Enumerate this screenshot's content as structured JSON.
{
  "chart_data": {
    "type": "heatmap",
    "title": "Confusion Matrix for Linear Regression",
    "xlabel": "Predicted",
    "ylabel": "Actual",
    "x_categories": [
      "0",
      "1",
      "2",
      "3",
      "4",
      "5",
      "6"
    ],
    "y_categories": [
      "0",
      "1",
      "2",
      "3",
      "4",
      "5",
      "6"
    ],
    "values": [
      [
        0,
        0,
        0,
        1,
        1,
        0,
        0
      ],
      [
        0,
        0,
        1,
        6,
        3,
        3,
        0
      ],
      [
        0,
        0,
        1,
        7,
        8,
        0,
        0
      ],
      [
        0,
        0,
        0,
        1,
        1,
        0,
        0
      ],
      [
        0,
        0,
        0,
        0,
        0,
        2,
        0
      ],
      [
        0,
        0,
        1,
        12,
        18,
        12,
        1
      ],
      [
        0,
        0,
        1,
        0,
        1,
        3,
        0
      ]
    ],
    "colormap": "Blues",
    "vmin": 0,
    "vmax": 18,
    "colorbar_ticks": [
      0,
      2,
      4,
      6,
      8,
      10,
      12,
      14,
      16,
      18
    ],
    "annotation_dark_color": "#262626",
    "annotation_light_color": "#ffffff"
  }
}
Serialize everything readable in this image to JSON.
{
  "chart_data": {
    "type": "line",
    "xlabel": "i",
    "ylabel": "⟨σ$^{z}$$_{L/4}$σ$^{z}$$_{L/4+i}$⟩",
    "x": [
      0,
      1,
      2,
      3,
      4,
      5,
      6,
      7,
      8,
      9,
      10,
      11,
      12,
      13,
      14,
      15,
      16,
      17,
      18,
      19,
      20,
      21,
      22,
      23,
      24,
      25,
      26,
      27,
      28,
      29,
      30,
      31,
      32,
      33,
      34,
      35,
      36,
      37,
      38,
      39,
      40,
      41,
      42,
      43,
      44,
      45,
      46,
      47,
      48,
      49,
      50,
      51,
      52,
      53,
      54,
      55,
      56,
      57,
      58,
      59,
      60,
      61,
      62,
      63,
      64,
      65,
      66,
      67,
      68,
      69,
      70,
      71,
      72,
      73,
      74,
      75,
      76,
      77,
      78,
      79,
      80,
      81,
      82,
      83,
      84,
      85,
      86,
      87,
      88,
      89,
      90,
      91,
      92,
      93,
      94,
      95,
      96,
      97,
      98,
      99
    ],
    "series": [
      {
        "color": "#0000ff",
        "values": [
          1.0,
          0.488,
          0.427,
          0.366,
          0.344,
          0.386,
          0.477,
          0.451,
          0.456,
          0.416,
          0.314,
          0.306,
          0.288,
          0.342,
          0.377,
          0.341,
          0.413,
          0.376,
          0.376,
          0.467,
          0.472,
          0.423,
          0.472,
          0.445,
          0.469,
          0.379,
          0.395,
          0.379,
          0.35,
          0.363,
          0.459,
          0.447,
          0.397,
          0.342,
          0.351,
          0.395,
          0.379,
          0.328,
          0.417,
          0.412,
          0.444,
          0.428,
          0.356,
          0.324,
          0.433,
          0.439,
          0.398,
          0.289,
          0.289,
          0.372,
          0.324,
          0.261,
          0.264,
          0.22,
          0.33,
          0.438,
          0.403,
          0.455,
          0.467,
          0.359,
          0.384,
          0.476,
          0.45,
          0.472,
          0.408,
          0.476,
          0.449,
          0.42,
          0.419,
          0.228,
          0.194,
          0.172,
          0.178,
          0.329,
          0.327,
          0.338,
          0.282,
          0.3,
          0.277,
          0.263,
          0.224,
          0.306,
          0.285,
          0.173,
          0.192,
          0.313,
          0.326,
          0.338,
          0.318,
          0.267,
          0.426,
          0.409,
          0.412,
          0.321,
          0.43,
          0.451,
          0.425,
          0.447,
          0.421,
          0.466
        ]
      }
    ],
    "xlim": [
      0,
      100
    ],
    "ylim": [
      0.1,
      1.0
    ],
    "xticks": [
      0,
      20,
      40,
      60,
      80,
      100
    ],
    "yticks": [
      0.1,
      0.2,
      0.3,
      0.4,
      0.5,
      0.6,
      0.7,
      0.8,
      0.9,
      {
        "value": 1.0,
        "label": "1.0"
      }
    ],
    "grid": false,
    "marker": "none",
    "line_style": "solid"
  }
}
══════
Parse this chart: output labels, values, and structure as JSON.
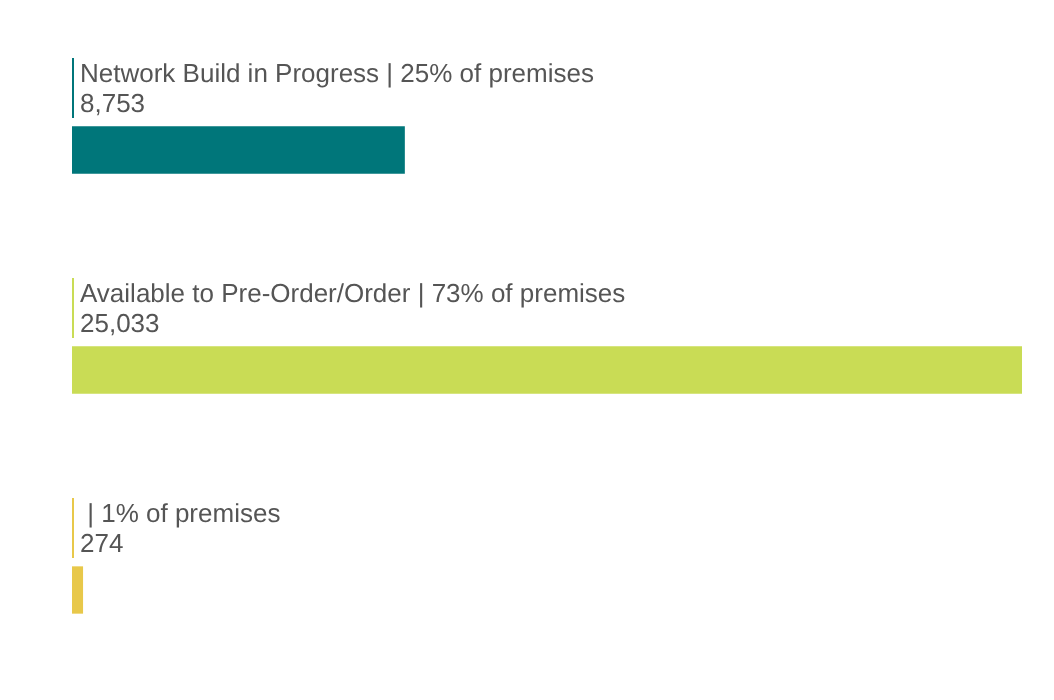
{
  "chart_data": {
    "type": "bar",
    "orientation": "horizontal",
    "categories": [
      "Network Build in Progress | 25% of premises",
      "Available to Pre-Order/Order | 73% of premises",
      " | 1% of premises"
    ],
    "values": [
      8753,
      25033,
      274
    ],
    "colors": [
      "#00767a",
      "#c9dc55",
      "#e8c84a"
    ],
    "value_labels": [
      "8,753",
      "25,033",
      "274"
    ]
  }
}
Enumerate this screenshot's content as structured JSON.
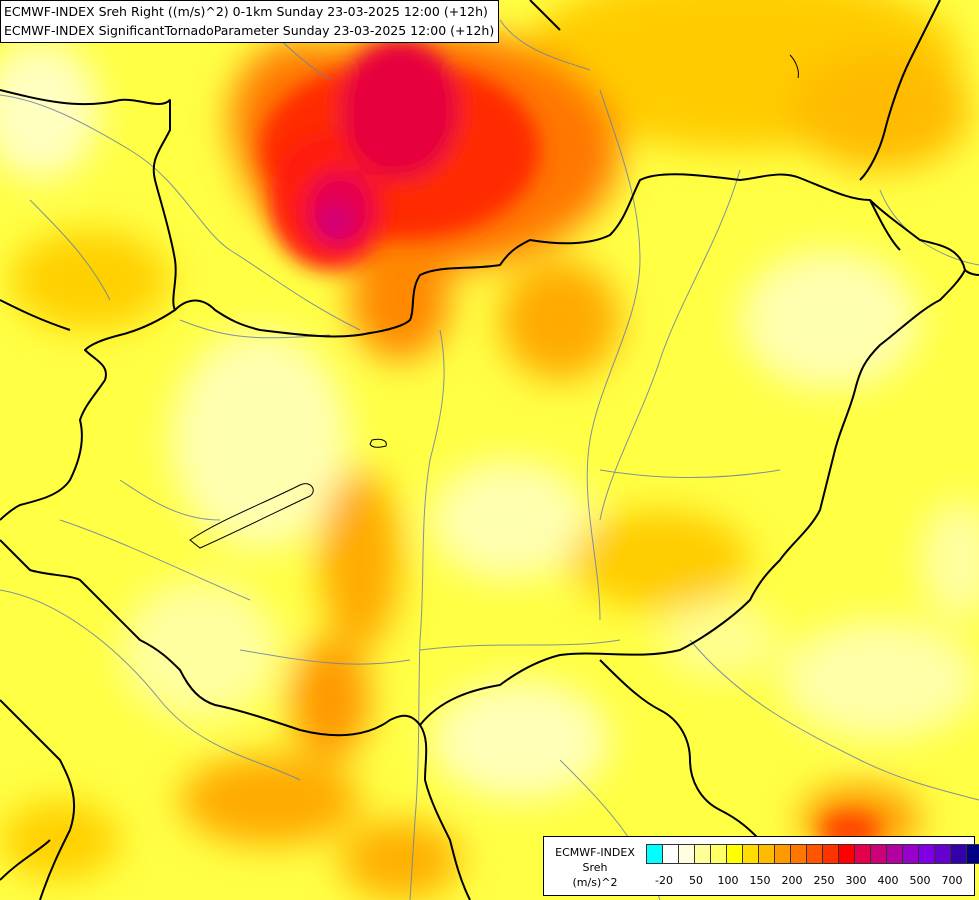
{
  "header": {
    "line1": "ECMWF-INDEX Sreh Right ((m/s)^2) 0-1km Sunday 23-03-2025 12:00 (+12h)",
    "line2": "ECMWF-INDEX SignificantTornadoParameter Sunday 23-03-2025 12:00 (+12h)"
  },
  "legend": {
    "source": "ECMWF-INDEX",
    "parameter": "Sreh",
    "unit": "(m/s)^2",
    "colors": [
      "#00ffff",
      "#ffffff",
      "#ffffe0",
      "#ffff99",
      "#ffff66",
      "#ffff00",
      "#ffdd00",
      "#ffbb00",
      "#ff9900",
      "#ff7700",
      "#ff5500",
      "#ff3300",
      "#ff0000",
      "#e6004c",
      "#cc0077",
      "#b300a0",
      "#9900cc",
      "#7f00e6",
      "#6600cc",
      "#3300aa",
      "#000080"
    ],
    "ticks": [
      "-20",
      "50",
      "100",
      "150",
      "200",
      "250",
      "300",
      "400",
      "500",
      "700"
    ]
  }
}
══════
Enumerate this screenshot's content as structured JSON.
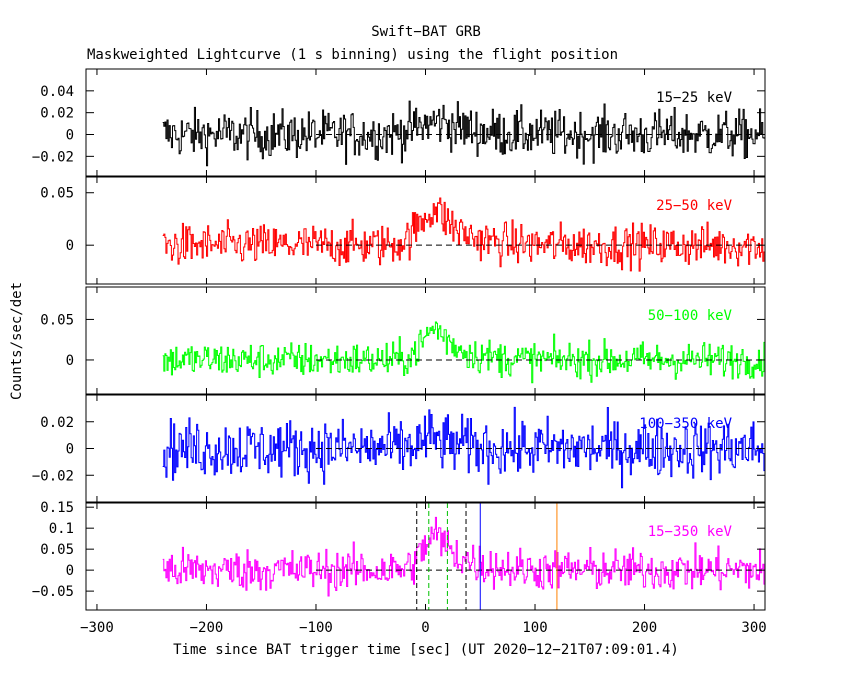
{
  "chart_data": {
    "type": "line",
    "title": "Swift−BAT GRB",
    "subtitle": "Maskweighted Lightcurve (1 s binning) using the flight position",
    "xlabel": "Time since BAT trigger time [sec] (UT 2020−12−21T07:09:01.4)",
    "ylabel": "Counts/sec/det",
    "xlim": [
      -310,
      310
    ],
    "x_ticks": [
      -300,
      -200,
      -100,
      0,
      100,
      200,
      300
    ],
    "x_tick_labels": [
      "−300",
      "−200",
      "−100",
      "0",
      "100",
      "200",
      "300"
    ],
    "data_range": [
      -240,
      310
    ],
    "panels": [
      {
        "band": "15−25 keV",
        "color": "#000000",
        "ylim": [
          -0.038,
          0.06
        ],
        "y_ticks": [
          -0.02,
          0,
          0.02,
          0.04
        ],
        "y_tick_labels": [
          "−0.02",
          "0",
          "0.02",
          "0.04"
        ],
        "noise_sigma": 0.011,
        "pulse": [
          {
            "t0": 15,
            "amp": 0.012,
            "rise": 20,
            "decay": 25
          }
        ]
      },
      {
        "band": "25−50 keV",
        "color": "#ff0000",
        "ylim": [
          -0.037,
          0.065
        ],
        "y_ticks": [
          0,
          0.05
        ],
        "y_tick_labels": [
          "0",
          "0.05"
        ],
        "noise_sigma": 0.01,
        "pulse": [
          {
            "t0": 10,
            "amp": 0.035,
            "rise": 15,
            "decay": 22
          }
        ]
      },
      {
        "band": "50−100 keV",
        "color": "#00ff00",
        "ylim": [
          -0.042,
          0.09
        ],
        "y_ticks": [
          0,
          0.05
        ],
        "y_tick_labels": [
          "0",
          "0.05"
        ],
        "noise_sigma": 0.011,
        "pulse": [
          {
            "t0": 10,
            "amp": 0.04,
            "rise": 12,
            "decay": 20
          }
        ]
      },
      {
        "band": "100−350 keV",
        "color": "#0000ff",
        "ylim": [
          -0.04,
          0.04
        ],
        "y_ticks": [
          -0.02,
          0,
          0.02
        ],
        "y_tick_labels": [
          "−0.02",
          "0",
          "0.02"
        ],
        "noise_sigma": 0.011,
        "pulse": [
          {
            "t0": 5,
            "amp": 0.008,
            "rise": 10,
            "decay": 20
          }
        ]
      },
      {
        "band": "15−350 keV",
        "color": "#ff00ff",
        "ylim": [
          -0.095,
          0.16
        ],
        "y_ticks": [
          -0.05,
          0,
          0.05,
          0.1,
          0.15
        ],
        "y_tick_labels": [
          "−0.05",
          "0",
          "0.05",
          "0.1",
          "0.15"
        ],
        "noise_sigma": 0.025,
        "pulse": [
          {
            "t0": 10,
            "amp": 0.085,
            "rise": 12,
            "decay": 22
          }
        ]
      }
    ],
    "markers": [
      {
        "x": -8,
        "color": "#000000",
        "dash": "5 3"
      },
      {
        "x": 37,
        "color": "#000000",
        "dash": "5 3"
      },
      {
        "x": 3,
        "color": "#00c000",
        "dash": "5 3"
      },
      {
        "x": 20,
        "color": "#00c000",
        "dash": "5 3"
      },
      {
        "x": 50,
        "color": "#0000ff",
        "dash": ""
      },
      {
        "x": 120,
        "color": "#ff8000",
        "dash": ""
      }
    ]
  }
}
══════
▶ **Task details**: Report how many lines in the records above contain the word "INDEX", giving only the number.

▶ **Response to the exercise**: 3